Exercise aim:
Retype each entry below exactly as it stands.

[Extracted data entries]
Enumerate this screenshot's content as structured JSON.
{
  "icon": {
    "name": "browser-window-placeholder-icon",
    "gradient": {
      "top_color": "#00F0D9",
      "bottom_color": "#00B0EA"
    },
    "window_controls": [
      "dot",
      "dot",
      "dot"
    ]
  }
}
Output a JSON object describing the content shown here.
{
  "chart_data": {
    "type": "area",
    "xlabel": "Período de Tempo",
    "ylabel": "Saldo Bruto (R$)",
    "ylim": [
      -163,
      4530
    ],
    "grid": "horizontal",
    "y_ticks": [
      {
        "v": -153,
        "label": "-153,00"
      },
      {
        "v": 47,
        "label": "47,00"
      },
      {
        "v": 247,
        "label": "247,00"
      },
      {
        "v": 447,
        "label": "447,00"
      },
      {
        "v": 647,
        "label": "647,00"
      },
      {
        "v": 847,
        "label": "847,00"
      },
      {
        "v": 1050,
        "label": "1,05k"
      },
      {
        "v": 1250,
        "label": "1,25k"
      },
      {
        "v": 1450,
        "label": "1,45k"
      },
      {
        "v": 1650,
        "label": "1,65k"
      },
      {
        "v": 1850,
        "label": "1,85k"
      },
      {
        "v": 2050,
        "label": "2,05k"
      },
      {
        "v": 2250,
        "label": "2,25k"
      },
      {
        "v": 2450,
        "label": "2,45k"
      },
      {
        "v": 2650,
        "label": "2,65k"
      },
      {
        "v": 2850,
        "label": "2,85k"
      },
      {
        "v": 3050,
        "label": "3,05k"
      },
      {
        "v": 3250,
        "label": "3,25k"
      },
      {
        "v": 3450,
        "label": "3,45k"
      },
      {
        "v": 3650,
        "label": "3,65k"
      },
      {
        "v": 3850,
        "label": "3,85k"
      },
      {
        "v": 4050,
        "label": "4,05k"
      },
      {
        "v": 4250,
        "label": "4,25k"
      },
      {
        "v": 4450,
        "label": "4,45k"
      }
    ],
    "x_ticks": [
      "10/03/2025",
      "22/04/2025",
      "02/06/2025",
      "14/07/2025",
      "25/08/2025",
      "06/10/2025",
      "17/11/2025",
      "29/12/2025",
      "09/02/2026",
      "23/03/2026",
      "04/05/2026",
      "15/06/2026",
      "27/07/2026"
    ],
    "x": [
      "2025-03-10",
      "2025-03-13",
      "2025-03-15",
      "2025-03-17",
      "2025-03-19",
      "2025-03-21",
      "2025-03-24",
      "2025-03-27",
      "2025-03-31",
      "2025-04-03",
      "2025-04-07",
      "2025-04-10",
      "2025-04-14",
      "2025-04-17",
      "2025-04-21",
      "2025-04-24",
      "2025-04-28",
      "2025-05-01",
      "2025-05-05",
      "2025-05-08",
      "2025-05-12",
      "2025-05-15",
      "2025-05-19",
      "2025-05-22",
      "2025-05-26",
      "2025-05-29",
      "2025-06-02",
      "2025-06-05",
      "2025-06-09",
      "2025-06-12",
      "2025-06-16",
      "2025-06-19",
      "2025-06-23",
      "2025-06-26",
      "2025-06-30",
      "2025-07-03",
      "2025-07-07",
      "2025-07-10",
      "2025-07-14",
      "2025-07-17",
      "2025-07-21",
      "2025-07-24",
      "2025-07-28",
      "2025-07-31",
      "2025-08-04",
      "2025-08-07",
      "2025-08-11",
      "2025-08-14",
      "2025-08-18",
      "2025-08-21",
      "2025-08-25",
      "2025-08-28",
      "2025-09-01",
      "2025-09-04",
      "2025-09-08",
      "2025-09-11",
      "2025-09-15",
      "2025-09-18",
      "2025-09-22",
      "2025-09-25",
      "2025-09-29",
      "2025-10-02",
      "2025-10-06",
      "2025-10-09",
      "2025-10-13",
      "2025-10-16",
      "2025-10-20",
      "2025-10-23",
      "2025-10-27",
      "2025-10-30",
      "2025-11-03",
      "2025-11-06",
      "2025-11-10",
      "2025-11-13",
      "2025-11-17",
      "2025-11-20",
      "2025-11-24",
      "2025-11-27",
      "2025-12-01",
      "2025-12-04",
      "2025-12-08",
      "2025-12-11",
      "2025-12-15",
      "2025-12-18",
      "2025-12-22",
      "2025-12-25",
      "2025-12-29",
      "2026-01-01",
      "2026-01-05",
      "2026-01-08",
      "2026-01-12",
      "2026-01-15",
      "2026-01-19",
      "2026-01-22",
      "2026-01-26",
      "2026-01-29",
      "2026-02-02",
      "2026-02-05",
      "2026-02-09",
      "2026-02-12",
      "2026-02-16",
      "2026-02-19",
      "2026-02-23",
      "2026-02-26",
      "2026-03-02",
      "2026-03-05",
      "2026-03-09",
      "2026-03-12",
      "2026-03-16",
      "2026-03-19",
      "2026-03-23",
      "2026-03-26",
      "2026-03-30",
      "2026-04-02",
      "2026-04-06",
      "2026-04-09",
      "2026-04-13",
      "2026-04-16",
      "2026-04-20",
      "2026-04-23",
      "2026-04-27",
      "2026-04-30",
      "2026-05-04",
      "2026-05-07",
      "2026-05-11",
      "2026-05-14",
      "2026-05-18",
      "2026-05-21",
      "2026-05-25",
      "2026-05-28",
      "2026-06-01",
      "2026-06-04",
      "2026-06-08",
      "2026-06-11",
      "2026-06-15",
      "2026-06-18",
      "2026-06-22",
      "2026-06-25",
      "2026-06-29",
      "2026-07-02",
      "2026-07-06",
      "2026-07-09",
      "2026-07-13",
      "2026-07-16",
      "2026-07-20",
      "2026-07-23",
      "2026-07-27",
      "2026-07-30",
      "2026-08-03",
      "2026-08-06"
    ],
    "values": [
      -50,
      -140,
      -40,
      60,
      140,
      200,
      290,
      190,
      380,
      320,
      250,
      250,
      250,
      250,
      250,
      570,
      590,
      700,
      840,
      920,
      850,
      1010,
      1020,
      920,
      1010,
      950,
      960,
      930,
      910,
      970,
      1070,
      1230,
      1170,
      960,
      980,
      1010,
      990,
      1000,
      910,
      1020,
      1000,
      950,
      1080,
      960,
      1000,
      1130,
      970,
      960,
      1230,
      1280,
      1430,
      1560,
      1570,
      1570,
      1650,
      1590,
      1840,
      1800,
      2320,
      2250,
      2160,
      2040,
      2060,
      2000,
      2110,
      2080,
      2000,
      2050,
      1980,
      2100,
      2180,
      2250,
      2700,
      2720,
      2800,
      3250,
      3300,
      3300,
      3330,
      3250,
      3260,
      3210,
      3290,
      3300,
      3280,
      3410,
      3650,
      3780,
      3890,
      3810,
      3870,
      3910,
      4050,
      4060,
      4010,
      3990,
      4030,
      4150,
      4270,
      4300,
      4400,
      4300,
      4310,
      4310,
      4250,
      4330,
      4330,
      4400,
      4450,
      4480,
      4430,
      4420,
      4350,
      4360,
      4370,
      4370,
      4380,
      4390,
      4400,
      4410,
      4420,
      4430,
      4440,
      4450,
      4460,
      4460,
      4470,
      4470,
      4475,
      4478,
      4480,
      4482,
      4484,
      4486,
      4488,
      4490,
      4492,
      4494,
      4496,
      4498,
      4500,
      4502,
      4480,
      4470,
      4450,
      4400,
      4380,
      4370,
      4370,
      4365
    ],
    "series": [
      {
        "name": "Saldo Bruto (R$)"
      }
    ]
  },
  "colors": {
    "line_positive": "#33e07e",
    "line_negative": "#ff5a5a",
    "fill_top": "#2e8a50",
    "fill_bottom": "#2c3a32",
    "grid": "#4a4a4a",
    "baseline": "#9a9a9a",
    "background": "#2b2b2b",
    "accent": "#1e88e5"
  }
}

Answer for this exercise:
Enumerate this screenshot's content as structured JSON.
{
  "icon": {
    "name": "browser-window-placeholder-icon",
    "gradient": {
      "top_color": "#00F0D9",
      "bottom_color": "#00B0EA"
    },
    "window_controls": [
      "dot",
      "dot",
      "dot"
    ]
  }
}
Output a JSON object describing the content shown here.
{
  "chart_data": {
    "type": "area",
    "xlabel": "Período de Tempo",
    "ylabel": "Saldo Bruto (R$)",
    "ylim": [
      -163,
      4530
    ],
    "grid": "horizontal",
    "y_ticks": [
      {
        "v": -153,
        "label": "-153,00"
      },
      {
        "v": 47,
        "label": "47,00"
      },
      {
        "v": 247,
        "label": "247,00"
      },
      {
        "v": 447,
        "label": "447,00"
      },
      {
        "v": 647,
        "label": "647,00"
      },
      {
        "v": 847,
        "label": "847,00"
      },
      {
        "v": 1050,
        "label": "1,05k"
      },
      {
        "v": 1250,
        "label": "1,25k"
      },
      {
        "v": 1450,
        "label": "1,45k"
      },
      {
        "v": 1650,
        "label": "1,65k"
      },
      {
        "v": 1850,
        "label": "1,85k"
      },
      {
        "v": 2050,
        "label": "2,05k"
      },
      {
        "v": 2250,
        "label": "2,25k"
      },
      {
        "v": 2450,
        "label": "2,45k"
      },
      {
        "v": 2650,
        "label": "2,65k"
      },
      {
        "v": 2850,
        "label": "2,85k"
      },
      {
        "v": 3050,
        "label": "3,05k"
      },
      {
        "v": 3250,
        "label": "3,25k"
      },
      {
        "v": 3450,
        "label": "3,45k"
      },
      {
        "v": 3650,
        "label": "3,65k"
      },
      {
        "v": 3850,
        "label": "3,85k"
      },
      {
        "v": 4050,
        "label": "4,05k"
      },
      {
        "v": 4250,
        "label": "4,25k"
      },
      {
        "v": 4450,
        "label": "4,45k"
      }
    ],
    "x_ticks": [
      "10/03/2025",
      "22/04/2025",
      "02/06/2025",
      "14/07/2025",
      "25/08/2025",
      "06/10/2025",
      "17/11/2025",
      "29/12/2025",
      "09/02/2026",
      "23/03/2026",
      "04/05/2026",
      "15/06/2026",
      "27/07/2026"
    ],
    "x": [
      "2025-03-10",
      "2025-03-13",
      "2025-03-15",
      "2025-03-17",
      "2025-03-19",
      "2025-03-21",
      "2025-03-24",
      "2025-03-27",
      "2025-03-31",
      "2025-04-03",
      "2025-04-07",
      "2025-04-10",
      "2025-04-14",
      "2025-04-17",
      "2025-04-21",
      "2025-04-24",
      "2025-04-28",
      "2025-05-01",
      "2025-05-05",
      "2025-05-08",
      "2025-05-12",
      "2025-05-15",
      "2025-05-19",
      "2025-05-22",
      "2025-05-26",
      "2025-05-29",
      "2025-06-02",
      "2025-06-05",
      "2025-06-09",
      "2025-06-12",
      "2025-06-16",
      "2025-06-19",
      "2025-06-23",
      "2025-06-26",
      "2025-06-30",
      "2025-07-03",
      "2025-07-07",
      "2025-07-10",
      "2025-07-14",
      "2025-07-17",
      "2025-07-21",
      "2025-07-24",
      "2025-07-28",
      "2025-07-31",
      "2025-08-04",
      "2025-08-07",
      "2025-08-11",
      "2025-08-14",
      "2025-08-18",
      "2025-08-21",
      "2025-08-25",
      "2025-08-28",
      "2025-09-01",
      "2025-09-04",
      "2025-09-08",
      "2025-09-11",
      "2025-09-15",
      "2025-09-18",
      "2025-09-22",
      "2025-09-25",
      "2025-09-29",
      "2025-10-02",
      "2025-10-06",
      "2025-10-09",
      "2025-10-13",
      "2025-10-16",
      "2025-10-20",
      "2025-10-23",
      "2025-10-27",
      "2025-10-30",
      "2025-11-03",
      "2025-11-06",
      "2025-11-10",
      "2025-11-13",
      "2025-11-17",
      "2025-11-20",
      "2025-11-24",
      "2025-11-27",
      "2025-12-01",
      "2025-12-04",
      "2025-12-08",
      "2025-12-11",
      "2025-12-15",
      "2025-12-18",
      "2025-12-22",
      "2025-12-25",
      "2025-12-29",
      "2026-01-01",
      "2026-01-05",
      "2026-01-08",
      "2026-01-12",
      "2026-01-15",
      "2026-01-19",
      "2026-01-22",
      "2026-01-26",
      "2026-01-29",
      "2026-02-02",
      "2026-02-05",
      "2026-02-09",
      "2026-02-12",
      "2026-02-16",
      "2026-02-19",
      "2026-02-23",
      "2026-02-26",
      "2026-03-02",
      "2026-03-05",
      "2026-03-09",
      "2026-03-12",
      "2026-03-16",
      "2026-03-19",
      "2026-03-23",
      "2026-03-26",
      "2026-03-30",
      "2026-04-02",
      "2026-04-06",
      "2026-04-09",
      "2026-04-13",
      "2026-04-16",
      "2026-04-20",
      "2026-04-23",
      "2026-04-27",
      "2026-04-30",
      "2026-05-04",
      "2026-05-07",
      "2026-05-11",
      "2026-05-14",
      "2026-05-18",
      "2026-05-21",
      "2026-05-25",
      "2026-05-28",
      "2026-06-01",
      "2026-06-04",
      "2026-06-08",
      "2026-06-11",
      "2026-06-15",
      "2026-06-18",
      "2026-06-22",
      "2026-06-25",
      "2026-06-29",
      "2026-07-02",
      "2026-07-06",
      "2026-07-09",
      "2026-07-13",
      "2026-07-16",
      "2026-07-20",
      "2026-07-23",
      "2026-07-27",
      "2026-07-30",
      "2026-08-03",
      "2026-08-06"
    ],
    "values": [
      -50,
      -140,
      -40,
      60,
      140,
      200,
      290,
      190,
      380,
      320,
      250,
      250,
      250,
      250,
      250,
      570,
      590,
      700,
      840,
      920,
      850,
      1010,
      1020,
      920,
      1010,
      950,
      960,
      930,
      910,
      970,
      1070,
      1230,
      1170,
      960,
      980,
      1010,
      990,
      1000,
      910,
      1020,
      1000,
      950,
      1080,
      960,
      1000,
      1130,
      970,
      960,
      1230,
      1280,
      1430,
      1560,
      1570,
      1570,
      1650,
      1590,
      1840,
      1800,
      2320,
      2250,
      2160,
      2040,
      2060,
      2000,
      2110,
      2080,
      2000,
      2050,
      1980,
      2100,
      2180,
      2250,
      2700,
      2720,
      2800,
      3250,
      3300,
      3300,
      3330,
      3250,
      3260,
      3210,
      3290,
      3300,
      3280,
      3410,
      3650,
      3780,
      3890,
      3810,
      3870,
      3910,
      4050,
      4060,
      4010,
      3990,
      4030,
      4150,
      4270,
      4300,
      4400,
      4300,
      4310,
      4310,
      4250,
      4330,
      4330,
      4400,
      4450,
      4480,
      4430,
      4420,
      4350,
      4360,
      4370,
      4370,
      4380,
      4390,
      4400,
      4410,
      4420,
      4430,
      4440,
      4450,
      4460,
      4460,
      4470,
      4470,
      4475,
      4478,
      4480,
      4482,
      4484,
      4486,
      4488,
      4490,
      4492,
      4494,
      4496,
      4498,
      4500,
      4502,
      4480,
      4470,
      4450,
      4400,
      4380,
      4370,
      4370,
      4365
    ],
    "series": [
      {
        "name": "Saldo Bruto (R$)"
      }
    ]
  },
  "colors": {
    "line_positive": "#33e07e",
    "line_negative": "#ff5a5a",
    "fill_top": "#2e8a50",
    "fill_bottom": "#2c3a32",
    "grid": "#4a4a4a",
    "baseline": "#9a9a9a",
    "background": "#2b2b2b",
    "accent": "#1e88e5"
  }
}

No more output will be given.